** Opening EXTRACTED RECORDS block **

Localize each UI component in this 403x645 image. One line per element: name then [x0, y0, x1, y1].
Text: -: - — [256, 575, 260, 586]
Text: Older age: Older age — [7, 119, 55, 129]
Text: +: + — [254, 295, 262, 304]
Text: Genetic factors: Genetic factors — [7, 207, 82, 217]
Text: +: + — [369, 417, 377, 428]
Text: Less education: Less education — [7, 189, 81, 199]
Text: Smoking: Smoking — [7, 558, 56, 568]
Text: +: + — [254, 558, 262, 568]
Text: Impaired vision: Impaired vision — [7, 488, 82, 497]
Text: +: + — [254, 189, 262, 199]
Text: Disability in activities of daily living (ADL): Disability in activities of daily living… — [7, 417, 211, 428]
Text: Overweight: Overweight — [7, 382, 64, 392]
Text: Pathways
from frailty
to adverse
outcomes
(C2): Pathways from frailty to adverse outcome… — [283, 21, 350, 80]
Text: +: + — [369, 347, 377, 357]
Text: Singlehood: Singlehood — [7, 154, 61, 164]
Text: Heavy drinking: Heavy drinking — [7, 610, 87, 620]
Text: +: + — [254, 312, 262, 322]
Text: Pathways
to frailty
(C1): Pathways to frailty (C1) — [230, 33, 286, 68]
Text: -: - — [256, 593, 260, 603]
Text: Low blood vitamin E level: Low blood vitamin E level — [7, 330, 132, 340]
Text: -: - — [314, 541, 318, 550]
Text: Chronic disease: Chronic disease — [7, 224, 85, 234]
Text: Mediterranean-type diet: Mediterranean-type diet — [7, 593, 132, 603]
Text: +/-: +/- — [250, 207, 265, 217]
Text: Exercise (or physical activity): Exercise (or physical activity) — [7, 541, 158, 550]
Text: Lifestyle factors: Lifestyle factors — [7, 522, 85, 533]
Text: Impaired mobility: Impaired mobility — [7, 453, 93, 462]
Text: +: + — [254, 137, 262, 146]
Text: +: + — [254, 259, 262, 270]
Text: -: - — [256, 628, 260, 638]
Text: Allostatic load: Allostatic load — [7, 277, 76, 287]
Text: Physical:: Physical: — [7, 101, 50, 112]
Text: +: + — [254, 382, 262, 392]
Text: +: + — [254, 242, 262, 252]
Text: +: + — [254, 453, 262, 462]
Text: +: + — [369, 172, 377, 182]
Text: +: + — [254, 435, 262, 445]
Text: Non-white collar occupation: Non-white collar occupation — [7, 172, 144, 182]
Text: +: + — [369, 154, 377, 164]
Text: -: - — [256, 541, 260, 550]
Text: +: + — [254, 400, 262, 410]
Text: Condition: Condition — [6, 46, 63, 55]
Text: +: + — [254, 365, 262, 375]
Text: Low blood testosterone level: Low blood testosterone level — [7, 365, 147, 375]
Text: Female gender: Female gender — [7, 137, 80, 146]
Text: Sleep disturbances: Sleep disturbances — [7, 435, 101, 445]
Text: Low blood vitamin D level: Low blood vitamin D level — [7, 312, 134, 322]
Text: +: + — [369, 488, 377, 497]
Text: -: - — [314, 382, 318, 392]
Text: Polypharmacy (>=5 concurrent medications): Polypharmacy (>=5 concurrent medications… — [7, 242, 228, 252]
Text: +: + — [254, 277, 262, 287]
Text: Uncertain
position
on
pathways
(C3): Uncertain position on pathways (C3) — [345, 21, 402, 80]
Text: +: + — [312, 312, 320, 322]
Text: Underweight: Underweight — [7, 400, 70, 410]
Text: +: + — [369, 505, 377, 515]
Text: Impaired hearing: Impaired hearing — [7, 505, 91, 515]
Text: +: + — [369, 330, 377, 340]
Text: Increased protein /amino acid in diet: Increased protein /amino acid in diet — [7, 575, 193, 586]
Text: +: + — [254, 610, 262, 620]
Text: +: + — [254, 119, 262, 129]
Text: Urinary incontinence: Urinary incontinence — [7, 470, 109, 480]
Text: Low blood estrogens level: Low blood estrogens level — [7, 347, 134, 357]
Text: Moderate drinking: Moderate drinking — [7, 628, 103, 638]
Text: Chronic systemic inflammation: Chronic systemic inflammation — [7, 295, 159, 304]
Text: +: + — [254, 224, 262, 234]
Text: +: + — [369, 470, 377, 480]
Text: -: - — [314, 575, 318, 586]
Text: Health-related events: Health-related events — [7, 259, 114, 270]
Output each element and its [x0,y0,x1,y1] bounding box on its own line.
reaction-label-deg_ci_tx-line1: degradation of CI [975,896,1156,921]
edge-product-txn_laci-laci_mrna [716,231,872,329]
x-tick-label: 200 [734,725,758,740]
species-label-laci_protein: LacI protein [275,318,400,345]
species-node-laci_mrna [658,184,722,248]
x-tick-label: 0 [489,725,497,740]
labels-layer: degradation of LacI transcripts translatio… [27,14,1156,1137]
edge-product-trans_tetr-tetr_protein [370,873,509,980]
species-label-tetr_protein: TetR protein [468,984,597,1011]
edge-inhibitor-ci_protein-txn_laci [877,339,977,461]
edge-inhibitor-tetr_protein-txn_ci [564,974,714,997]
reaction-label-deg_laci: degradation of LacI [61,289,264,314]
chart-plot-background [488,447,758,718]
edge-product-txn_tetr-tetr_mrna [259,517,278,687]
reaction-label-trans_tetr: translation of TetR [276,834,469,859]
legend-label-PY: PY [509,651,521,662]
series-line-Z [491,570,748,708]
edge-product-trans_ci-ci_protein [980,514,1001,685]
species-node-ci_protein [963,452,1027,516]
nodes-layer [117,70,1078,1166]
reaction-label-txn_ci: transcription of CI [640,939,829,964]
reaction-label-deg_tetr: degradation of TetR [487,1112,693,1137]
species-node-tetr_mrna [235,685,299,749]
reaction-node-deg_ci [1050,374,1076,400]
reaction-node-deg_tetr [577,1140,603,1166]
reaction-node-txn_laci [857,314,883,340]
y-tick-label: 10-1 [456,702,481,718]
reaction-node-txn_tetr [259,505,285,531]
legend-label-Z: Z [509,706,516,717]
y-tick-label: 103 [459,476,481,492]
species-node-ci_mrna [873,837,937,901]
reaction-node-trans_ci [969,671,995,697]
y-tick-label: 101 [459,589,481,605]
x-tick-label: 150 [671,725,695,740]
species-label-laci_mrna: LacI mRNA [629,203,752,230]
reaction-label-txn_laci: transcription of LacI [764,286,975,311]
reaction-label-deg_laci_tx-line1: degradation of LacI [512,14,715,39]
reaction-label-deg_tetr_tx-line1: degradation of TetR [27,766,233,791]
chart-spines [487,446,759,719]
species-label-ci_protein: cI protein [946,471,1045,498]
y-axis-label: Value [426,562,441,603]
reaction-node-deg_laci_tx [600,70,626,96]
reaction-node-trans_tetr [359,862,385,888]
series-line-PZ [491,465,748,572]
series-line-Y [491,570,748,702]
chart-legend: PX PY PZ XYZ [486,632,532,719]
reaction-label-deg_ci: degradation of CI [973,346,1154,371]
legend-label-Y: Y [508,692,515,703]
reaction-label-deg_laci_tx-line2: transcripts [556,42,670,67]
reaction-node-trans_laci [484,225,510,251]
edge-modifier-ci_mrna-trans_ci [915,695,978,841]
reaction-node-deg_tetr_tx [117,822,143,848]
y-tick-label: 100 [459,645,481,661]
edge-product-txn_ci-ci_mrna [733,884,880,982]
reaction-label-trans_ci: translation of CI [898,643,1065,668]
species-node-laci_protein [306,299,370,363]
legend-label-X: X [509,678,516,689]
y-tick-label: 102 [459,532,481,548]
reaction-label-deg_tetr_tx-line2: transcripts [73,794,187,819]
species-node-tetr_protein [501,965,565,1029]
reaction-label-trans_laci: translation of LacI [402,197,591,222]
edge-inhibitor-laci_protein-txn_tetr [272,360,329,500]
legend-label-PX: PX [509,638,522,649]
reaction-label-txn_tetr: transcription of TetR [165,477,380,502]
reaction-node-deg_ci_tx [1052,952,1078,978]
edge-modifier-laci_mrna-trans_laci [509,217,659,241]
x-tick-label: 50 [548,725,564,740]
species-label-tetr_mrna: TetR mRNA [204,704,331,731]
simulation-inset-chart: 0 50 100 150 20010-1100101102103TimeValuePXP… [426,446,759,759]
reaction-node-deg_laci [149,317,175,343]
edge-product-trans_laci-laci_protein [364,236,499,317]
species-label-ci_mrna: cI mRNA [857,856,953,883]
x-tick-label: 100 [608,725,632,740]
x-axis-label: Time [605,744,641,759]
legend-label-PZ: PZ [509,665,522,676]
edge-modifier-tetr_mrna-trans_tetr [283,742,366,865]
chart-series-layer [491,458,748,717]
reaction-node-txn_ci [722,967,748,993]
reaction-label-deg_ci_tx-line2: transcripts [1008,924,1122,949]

** Closing EXTRACTED RECORDS block **

**WHAT YOU NEED TO DO**
Within this material, how many lines include the word "factors"? State only the number.

**WORKED SOLUTION**
2